* _Given instruction_:
Copy out every line in which the string "Less" occurs.

* _Provided records_:

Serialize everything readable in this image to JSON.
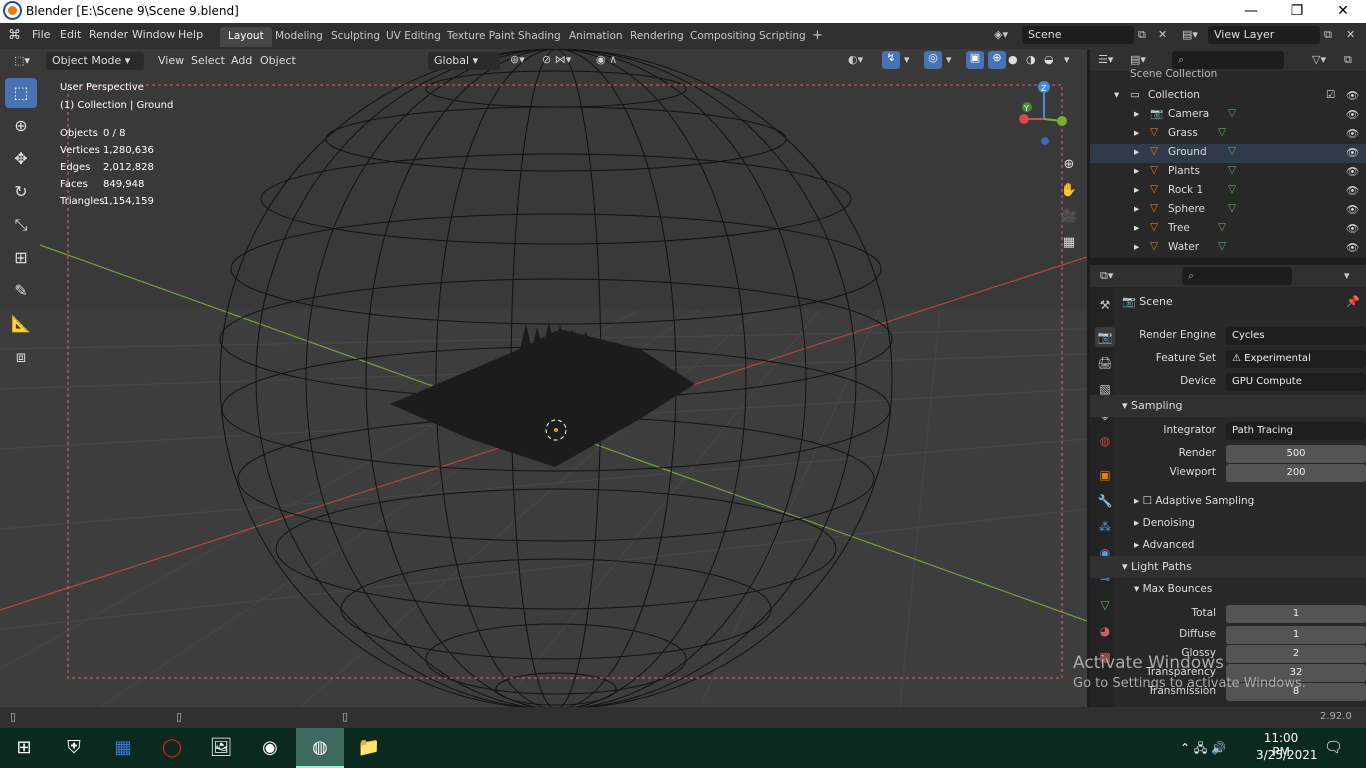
{
  "window": {
    "title": "Blender [E:\\Scene 9\\Scene 9.blend]"
  },
  "menus": [
    "File",
    "Edit",
    "Render",
    "Window",
    "Help"
  ],
  "workspaces": [
    "Layout",
    "Modeling",
    "Sculpting",
    "UV Editing",
    "Texture Paint",
    "Shading",
    "Animation",
    "Rendering",
    "Compositing",
    "Scripting"
  ],
  "scene_field": "Scene",
  "view_layer_field": "View Layer",
  "viewport_header": {
    "mode": "Object Mode",
    "view": "View",
    "select": "Select",
    "add": "Add",
    "object": "Object",
    "transform": "Global"
  },
  "overlay": {
    "perspective": "User Perspective",
    "collection_info": "(1) Collection | Ground",
    "stats": [
      {
        "label": "Objects",
        "value": "0 / 8"
      },
      {
        "label": "Vertices",
        "value": "1,280,636"
      },
      {
        "label": "Edges",
        "value": "2,012,828"
      },
      {
        "label": "Faces",
        "value": "849,948"
      },
      {
        "label": "Triangles",
        "value": "1,154,159"
      }
    ]
  },
  "outliner": {
    "root": "Scene Collection",
    "collection": "Collection",
    "items": [
      "Camera",
      "Grass",
      "Ground",
      "Plants",
      "Rock 1",
      "Sphere",
      "Tree",
      "Water"
    ]
  },
  "properties": {
    "scene_label": "Scene",
    "render_engine_label": "Render Engine",
    "render_engine": "Cycles",
    "feature_set_label": "Feature Set",
    "feature_set": "Experimental",
    "device_label": "Device",
    "device": "GPU Compute",
    "sampling": "Sampling",
    "integrator_label": "Integrator",
    "integrator": "Path Tracing",
    "render_label": "Render",
    "render_value": "500",
    "viewport_label": "Viewport",
    "viewport_value": "200",
    "adaptive": "Adaptive Sampling",
    "denoising": "Denoising",
    "advanced": "Advanced",
    "light_paths": "Light Paths",
    "max_bounces": "Max Bounces",
    "bounces": [
      {
        "label": "Total",
        "value": "1"
      },
      {
        "label": "Diffuse",
        "value": "1"
      },
      {
        "label": "Glossy",
        "value": "2"
      },
      {
        "label": "Transparency",
        "value": "32"
      },
      {
        "label": "Transmission",
        "value": "8"
      }
    ]
  },
  "watermark": {
    "line1": "Activate Windows",
    "line2": "Go to Settings to activate Windows."
  },
  "version": "2.92.0",
  "clock": {
    "time": "11:00 PM",
    "date": "3/25/2021"
  },
  "colors": {
    "accent": "#4772b3",
    "x_axis": "#c84a4a",
    "y_axis": "#7ea63a",
    "taskbar": "#0a2a20"
  }
}
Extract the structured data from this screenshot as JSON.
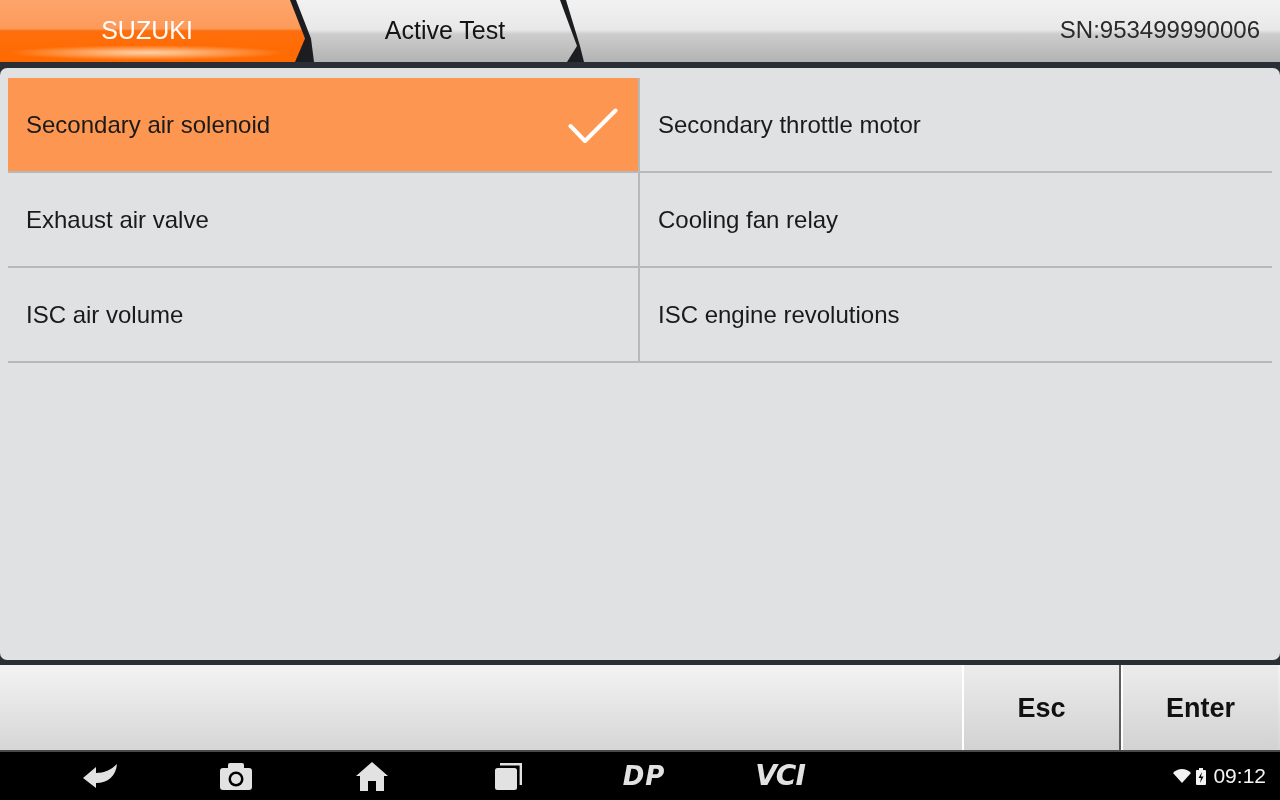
{
  "header": {
    "tabs": [
      {
        "label": "SUZUKI",
        "selected": true
      },
      {
        "label": "Active Test",
        "selected": false
      }
    ],
    "serial": "SN:953499990006"
  },
  "items": [
    {
      "label": "Secondary air solenoid",
      "selected": true
    },
    {
      "label": "Secondary throttle motor",
      "selected": false
    },
    {
      "label": "Exhaust air valve",
      "selected": false
    },
    {
      "label": "Cooling fan relay",
      "selected": false
    },
    {
      "label": "ISC air volume",
      "selected": false
    },
    {
      "label": "ISC engine revolutions",
      "selected": false
    }
  ],
  "toolbar": {
    "buttons": [
      "Esc",
      "Enter"
    ]
  },
  "nav_bar": {
    "logos": [
      "DP",
      "VCI"
    ],
    "time": "09:12"
  }
}
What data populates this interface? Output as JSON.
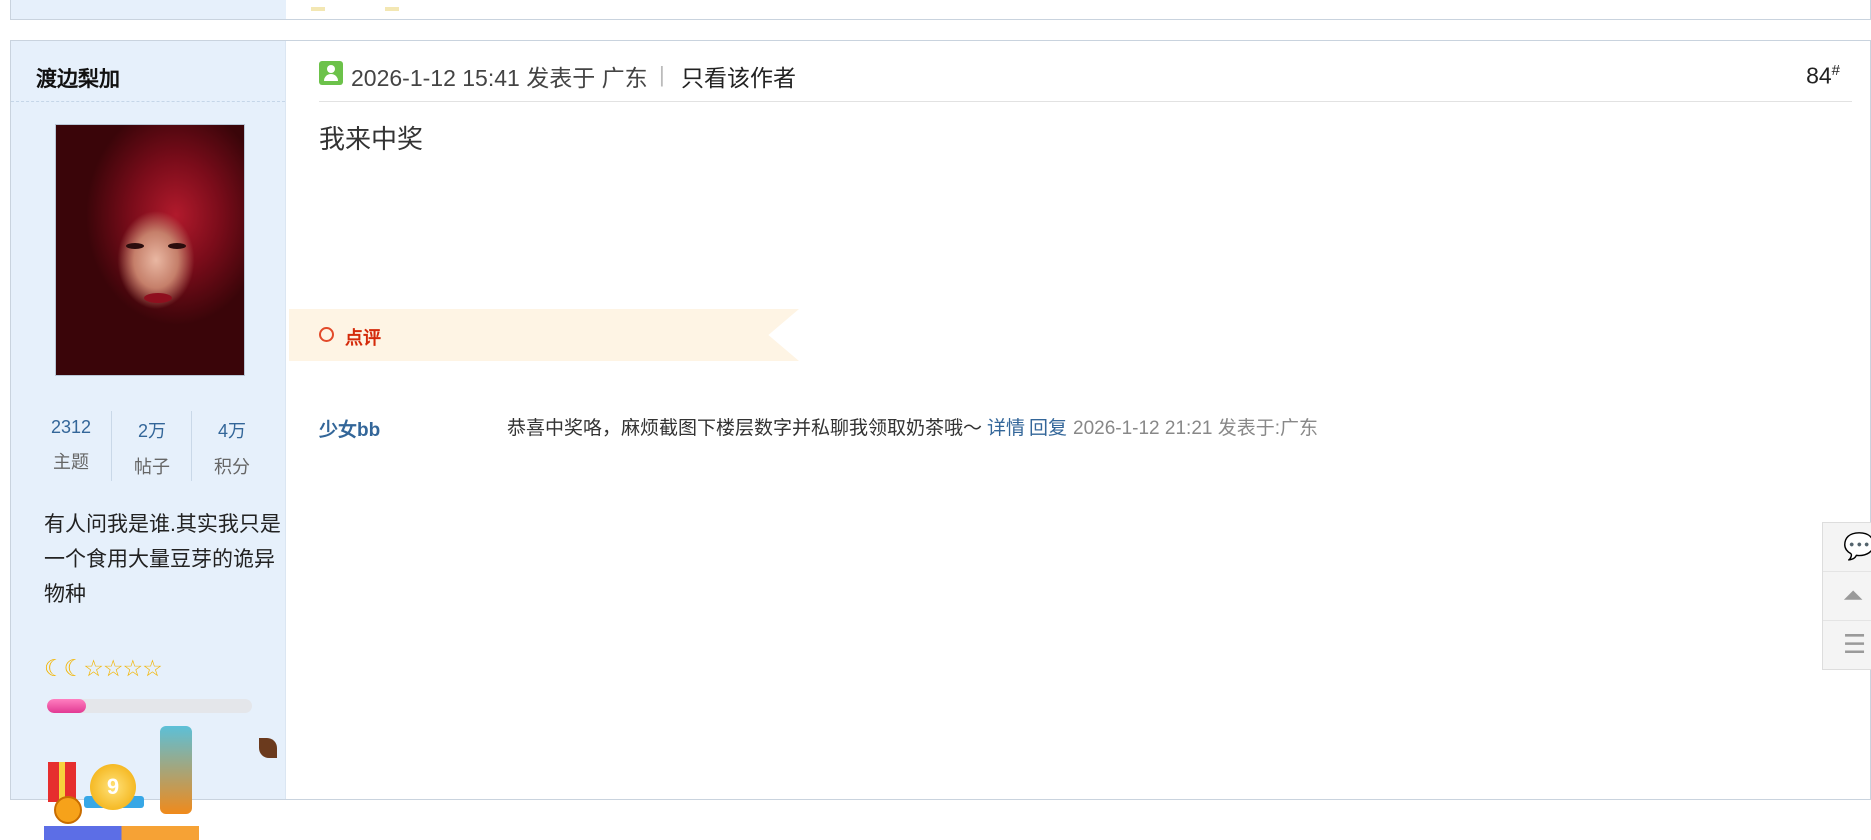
{
  "post": {
    "author": {
      "name": "渡边梨加",
      "stats": [
        {
          "value": "2312",
          "label": "主题"
        },
        {
          "value": "2万",
          "label": "帖子"
        },
        {
          "value": "4万",
          "label": "积分"
        }
      ],
      "bio": "有人问我是谁.其实我只是一个食用大量豆芽的诡异物种",
      "level_icons": [
        "moon-icon",
        "moon-icon",
        "star-icon",
        "star-icon",
        "star-icon",
        "star-icon"
      ],
      "level_progress": 0.19,
      "medal_number": "9"
    },
    "time": "2026-1-12 15:41 发表于 广东",
    "separator": "|",
    "only_author_label": "只看该作者",
    "floor": "84",
    "floor_mark": "#",
    "message": "我来中奖",
    "comments_section": {
      "title": "点评",
      "items": [
        {
          "user": "少女bb",
          "text": "恭喜中奖咯，麻烦截图下楼层数字并私聊我领取奶茶哦～",
          "detail_label": "详情",
          "reply_label": "回复",
          "time": "2026-1-12 21:21 发表于:广东"
        }
      ]
    }
  },
  "float_toolbar": {
    "icons": [
      "comment-icon",
      "back-to-top-icon",
      "list-icon"
    ]
  },
  "colors": {
    "sidebar_bg": "#e6f0fb",
    "link": "#336699",
    "comment_title": "#d42a0a",
    "progress_fill": "#e23a93"
  }
}
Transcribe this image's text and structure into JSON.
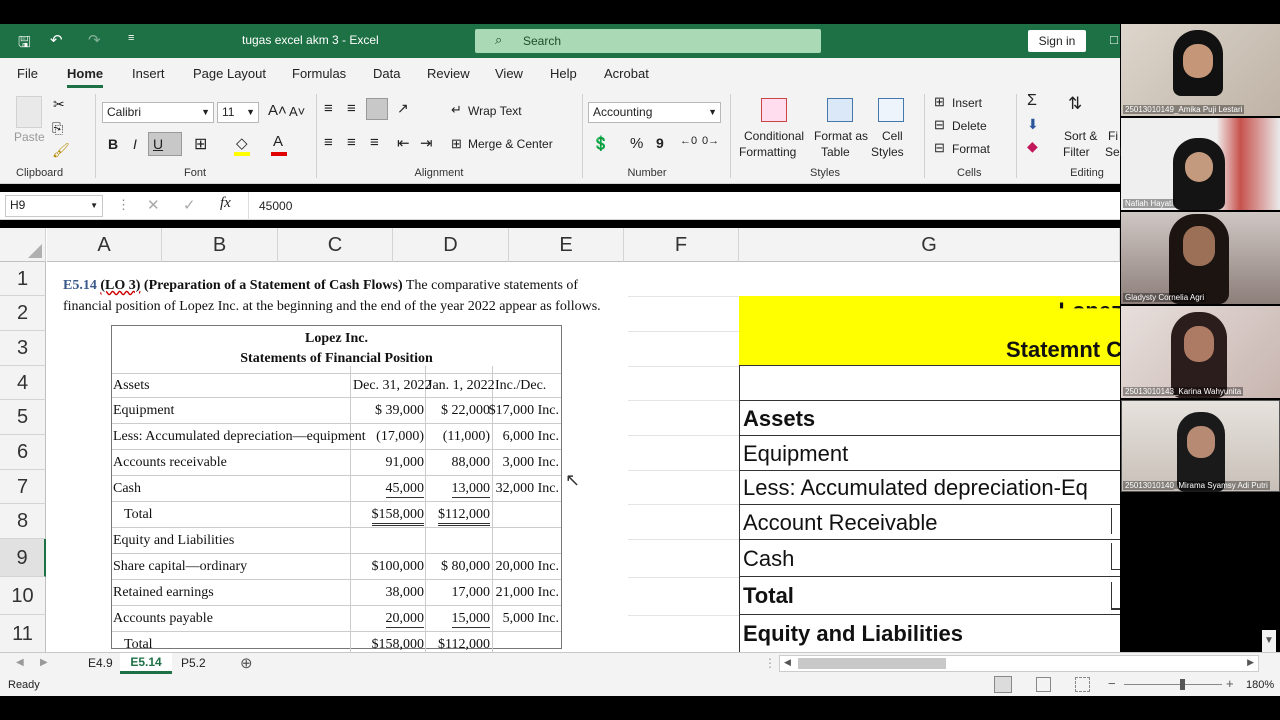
{
  "titlebar": {
    "filename": "tugas excel akm 3  -  Excel",
    "search_placeholder": "Search",
    "sign_in": "Sign in"
  },
  "menu": [
    "File",
    "Home",
    "Insert",
    "Page Layout",
    "Formulas",
    "Data",
    "Review",
    "View",
    "Help",
    "Acrobat"
  ],
  "ribbon": {
    "clipboard": {
      "paste": "Paste",
      "group": "Clipboard"
    },
    "font": {
      "name": "Calibri",
      "size": "11",
      "bold": "B",
      "italic": "I",
      "underline": "U",
      "group": "Font"
    },
    "alignment": {
      "wrap_text": "Wrap Text",
      "merge_center": "Merge & Center",
      "group": "Alignment"
    },
    "number": {
      "format": "Accounting",
      "percent": "%",
      "comma": "9",
      "group": "Number"
    },
    "styles": {
      "conditional": "Conditional",
      "formatting": "Formatting",
      "format_as": "Format as",
      "table": "Table",
      "cell": "Cell",
      "cell_styles": "Styles",
      "group": "Styles"
    },
    "cells": {
      "insert": "Insert",
      "delete": "Delete",
      "format": "Format",
      "group": "Cells"
    },
    "editing": {
      "sort": "Sort &",
      "filter": "Filter",
      "find": "Fi",
      "select": "Sel",
      "group": "Editing"
    }
  },
  "formula_bar": {
    "name_box": "H9",
    "fx": "fx",
    "value": "45000"
  },
  "columns": [
    "A",
    "B",
    "C",
    "D",
    "E",
    "F",
    "G"
  ],
  "rows": [
    "1",
    "2",
    "3",
    "4",
    "5",
    "6",
    "7",
    "8",
    "9",
    "10",
    "11"
  ],
  "image_text": {
    "heading_ref": "E5.14",
    "heading_lo": "(LO 3)",
    "heading_bold": "(Preparation of a Statement of Cash Flows)",
    "heading_rest": "The comparative statements of",
    "heading_line2": "financial position of Lopez Inc. at the beginning and the end of the year 2022 appear as follows."
  },
  "statement": {
    "company": "Lopez Inc.",
    "title": "Statements of Financial Position",
    "header": [
      "Assets",
      "Dec. 31, 2022",
      "Jan. 1, 2022",
      "Inc./Dec."
    ],
    "rows": [
      [
        "Equipment",
        "$ 39,000",
        "$ 22,000",
        "$17,000 Inc."
      ],
      [
        "Less: Accumulated depreciation—equipment",
        "(17,000)",
        "(11,000)",
        "6,000 Inc."
      ],
      [
        "Accounts receivable",
        "91,000",
        "88,000",
        "3,000 Inc."
      ],
      [
        "Cash",
        "45,000",
        "13,000",
        "32,000 Inc."
      ],
      [
        "   Total",
        "$158,000",
        "$112,000",
        ""
      ],
      [
        "Equity and Liabilities",
        "",
        "",
        ""
      ],
      [
        "Share capital—ordinary",
        "$100,000",
        "$ 80,000",
        "20,000 Inc."
      ],
      [
        "Retained earnings",
        "38,000",
        "17,000",
        "21,000 Inc."
      ],
      [
        "Accounts payable",
        "20,000",
        "15,000",
        "5,000 Inc."
      ],
      [
        "   Total",
        "$158,000",
        "$112,000",
        ""
      ]
    ]
  },
  "column_g": {
    "header_partial": "Lopez Inc",
    "statement_partial": "Statemnt C",
    "rows": [
      "Assets",
      "Equipment",
      "Less: Accumulated depreciation-Eq",
      "Account Receivable",
      "Cash",
      "Total",
      "Equity and Liabilities"
    ],
    "dollar": "$"
  },
  "sheets": {
    "tabs": [
      "E4.9",
      "E5.14",
      "P5.2"
    ],
    "active": "E5.14"
  },
  "status": {
    "ready": "Ready",
    "zoom": "180%"
  },
  "participants": [
    "25013010149_Amika Puji Lestari",
    "Nafiah Hayati",
    "Gladysty Cornelia Agri",
    "25013010143_Karina Wahyunita",
    "25013010140_Mirama Syamsy Adi Putri"
  ],
  "colors": {
    "excel_green": "#1e7145",
    "highlight_yellow": "#ffff00"
  }
}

* _Result of this exercise_:
        "Less: Accumulated depreciation—equipment",
      "Less: Accumulated depreciation-Eq",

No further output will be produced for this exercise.